From the entries below, work out the number of lines that hold the word "tubes", and give that number alone.

_ _ _ _ _

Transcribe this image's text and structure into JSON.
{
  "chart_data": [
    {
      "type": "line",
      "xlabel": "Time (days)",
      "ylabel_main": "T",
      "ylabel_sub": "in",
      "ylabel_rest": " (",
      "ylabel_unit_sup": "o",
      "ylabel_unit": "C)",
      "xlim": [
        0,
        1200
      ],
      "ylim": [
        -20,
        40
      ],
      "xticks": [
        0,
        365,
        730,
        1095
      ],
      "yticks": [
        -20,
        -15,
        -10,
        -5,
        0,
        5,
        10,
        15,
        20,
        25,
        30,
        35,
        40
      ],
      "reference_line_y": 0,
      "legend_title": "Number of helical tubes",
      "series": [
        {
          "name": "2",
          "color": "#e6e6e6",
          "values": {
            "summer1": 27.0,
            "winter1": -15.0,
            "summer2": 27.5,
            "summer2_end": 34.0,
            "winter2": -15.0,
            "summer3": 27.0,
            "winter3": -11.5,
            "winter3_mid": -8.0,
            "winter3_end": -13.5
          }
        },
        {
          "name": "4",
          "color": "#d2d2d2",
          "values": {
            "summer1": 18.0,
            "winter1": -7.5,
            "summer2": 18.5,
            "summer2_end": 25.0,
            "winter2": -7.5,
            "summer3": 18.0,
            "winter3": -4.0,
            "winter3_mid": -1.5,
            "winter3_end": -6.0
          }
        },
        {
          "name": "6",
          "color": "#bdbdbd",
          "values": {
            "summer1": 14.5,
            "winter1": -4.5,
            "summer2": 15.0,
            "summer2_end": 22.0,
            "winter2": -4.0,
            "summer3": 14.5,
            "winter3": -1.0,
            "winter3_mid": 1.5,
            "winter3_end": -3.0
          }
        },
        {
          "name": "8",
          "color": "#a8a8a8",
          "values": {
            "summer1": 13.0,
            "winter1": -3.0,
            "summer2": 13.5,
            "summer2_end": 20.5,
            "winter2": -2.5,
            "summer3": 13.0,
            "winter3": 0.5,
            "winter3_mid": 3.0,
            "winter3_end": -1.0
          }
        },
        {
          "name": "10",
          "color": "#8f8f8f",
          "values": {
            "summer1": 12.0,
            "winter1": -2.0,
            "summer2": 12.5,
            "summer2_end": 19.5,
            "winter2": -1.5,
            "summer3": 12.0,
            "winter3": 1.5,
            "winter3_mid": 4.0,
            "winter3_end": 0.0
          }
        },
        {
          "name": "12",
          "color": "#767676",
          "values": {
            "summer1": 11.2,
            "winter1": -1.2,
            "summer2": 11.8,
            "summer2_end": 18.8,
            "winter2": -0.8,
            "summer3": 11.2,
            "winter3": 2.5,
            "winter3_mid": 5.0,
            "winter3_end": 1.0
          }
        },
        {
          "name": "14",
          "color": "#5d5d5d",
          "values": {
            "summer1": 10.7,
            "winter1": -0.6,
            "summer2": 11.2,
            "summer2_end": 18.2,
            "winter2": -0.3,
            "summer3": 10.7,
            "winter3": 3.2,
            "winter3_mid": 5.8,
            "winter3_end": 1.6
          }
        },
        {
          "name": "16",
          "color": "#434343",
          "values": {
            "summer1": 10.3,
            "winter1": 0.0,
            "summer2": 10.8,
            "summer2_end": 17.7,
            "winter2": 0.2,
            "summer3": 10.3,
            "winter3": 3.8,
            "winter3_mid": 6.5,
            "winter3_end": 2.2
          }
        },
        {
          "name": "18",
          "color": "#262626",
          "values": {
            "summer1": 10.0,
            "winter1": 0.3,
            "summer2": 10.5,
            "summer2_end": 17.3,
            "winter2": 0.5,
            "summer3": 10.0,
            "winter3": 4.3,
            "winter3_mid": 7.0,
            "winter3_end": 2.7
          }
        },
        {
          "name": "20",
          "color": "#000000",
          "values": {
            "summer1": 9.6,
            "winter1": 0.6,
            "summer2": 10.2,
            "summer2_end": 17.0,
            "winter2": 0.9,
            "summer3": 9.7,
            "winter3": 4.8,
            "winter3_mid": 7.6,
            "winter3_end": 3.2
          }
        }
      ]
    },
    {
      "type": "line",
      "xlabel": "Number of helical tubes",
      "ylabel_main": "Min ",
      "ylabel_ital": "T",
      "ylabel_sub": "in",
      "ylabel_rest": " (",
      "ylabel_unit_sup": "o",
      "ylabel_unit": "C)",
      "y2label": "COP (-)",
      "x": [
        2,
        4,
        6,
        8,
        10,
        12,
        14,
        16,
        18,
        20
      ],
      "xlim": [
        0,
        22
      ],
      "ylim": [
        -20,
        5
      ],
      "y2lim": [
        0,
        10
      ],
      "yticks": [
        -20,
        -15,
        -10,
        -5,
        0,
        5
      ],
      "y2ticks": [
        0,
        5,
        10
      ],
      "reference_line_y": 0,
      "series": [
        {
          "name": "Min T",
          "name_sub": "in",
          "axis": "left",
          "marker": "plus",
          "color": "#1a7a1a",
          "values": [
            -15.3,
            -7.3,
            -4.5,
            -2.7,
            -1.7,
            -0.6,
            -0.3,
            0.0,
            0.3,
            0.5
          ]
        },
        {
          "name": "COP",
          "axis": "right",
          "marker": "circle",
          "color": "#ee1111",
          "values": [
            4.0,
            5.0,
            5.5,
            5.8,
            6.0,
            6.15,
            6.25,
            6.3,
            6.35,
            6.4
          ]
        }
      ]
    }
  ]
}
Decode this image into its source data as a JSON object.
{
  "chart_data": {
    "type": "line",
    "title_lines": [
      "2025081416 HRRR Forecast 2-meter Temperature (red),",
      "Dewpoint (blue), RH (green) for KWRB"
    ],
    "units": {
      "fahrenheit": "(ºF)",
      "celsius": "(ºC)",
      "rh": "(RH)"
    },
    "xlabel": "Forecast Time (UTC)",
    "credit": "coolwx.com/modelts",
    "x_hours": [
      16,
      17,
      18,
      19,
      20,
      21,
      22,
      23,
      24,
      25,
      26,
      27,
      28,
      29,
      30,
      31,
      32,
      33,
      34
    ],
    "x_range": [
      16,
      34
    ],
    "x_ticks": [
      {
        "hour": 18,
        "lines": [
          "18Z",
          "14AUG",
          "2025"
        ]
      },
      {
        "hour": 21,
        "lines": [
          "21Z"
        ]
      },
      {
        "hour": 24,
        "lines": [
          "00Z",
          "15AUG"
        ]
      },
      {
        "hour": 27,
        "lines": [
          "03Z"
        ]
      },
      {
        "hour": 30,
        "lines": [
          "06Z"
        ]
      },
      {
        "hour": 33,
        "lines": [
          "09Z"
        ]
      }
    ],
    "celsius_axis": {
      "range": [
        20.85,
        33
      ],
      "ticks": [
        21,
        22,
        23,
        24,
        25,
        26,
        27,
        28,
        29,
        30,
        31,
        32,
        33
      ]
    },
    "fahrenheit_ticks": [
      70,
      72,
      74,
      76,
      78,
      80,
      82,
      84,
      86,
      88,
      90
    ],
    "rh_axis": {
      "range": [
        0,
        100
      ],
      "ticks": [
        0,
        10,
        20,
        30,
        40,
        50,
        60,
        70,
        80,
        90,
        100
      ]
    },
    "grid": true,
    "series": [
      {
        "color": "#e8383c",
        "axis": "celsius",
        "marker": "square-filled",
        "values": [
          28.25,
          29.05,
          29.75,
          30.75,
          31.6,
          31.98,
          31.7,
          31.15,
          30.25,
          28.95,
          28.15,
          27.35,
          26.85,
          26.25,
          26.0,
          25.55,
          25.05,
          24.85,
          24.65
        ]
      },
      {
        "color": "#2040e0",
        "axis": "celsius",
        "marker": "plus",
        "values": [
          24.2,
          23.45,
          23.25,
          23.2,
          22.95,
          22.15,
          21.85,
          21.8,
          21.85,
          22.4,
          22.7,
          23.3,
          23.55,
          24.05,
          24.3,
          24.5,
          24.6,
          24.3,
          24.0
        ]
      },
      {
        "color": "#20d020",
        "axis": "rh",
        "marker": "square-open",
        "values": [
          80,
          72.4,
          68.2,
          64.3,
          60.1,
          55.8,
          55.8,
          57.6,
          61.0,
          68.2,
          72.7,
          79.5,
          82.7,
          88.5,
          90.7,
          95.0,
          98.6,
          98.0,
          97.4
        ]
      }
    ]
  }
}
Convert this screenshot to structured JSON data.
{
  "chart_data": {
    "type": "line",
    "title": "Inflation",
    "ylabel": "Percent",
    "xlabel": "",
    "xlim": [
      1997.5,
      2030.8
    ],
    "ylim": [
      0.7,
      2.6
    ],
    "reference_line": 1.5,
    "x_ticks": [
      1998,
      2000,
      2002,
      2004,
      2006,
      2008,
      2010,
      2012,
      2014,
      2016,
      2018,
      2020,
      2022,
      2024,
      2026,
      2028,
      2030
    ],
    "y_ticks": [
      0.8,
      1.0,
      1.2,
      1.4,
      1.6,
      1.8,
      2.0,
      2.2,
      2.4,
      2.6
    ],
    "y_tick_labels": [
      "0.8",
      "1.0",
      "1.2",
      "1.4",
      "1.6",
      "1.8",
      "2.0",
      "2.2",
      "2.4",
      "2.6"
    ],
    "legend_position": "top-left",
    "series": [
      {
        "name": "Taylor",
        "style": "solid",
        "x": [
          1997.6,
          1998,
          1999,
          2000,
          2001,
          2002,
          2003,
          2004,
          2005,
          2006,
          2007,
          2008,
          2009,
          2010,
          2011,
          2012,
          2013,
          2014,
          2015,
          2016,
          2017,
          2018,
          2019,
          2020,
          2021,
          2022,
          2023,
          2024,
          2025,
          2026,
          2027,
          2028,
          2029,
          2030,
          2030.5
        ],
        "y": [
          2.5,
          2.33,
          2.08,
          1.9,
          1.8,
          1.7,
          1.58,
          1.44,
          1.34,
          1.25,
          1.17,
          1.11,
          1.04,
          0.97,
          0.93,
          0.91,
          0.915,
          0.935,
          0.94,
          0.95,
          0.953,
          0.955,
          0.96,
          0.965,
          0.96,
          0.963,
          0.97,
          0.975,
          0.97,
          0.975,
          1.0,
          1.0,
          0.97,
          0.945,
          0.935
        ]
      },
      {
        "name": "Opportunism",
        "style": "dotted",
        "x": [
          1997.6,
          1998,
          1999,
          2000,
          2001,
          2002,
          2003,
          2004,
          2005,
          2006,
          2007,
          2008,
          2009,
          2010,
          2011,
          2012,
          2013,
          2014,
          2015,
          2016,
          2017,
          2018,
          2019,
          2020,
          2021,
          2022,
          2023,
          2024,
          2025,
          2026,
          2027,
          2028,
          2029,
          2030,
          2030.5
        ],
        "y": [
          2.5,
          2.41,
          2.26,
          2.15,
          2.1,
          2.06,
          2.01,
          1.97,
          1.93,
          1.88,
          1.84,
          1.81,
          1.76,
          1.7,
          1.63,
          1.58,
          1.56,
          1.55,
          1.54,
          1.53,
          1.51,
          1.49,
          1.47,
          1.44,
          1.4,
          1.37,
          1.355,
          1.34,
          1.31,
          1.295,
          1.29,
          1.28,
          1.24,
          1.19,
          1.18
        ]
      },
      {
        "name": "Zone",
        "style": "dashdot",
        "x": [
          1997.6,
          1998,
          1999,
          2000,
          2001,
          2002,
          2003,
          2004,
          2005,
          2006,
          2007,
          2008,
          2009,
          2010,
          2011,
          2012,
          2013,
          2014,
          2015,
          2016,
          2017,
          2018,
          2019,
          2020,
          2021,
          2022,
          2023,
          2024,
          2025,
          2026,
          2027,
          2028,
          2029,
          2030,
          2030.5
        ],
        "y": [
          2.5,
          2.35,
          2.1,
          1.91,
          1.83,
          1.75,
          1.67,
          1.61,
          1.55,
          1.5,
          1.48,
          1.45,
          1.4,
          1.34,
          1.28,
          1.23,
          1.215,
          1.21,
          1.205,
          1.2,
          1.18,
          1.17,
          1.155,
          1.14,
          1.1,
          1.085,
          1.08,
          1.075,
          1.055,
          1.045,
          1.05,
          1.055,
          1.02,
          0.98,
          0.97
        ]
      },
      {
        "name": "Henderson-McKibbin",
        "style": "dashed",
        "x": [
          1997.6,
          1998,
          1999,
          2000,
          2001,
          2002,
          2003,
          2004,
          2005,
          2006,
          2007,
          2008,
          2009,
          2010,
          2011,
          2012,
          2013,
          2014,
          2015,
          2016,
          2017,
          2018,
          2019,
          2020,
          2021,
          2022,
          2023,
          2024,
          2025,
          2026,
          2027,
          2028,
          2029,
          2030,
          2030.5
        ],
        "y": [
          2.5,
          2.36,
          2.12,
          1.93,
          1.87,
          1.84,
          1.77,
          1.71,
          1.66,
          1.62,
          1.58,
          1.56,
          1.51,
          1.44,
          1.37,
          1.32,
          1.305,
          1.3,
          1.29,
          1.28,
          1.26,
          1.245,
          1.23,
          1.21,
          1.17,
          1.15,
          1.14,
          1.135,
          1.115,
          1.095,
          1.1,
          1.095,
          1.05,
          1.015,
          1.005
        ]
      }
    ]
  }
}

_ _ _ _ _

## Solution
2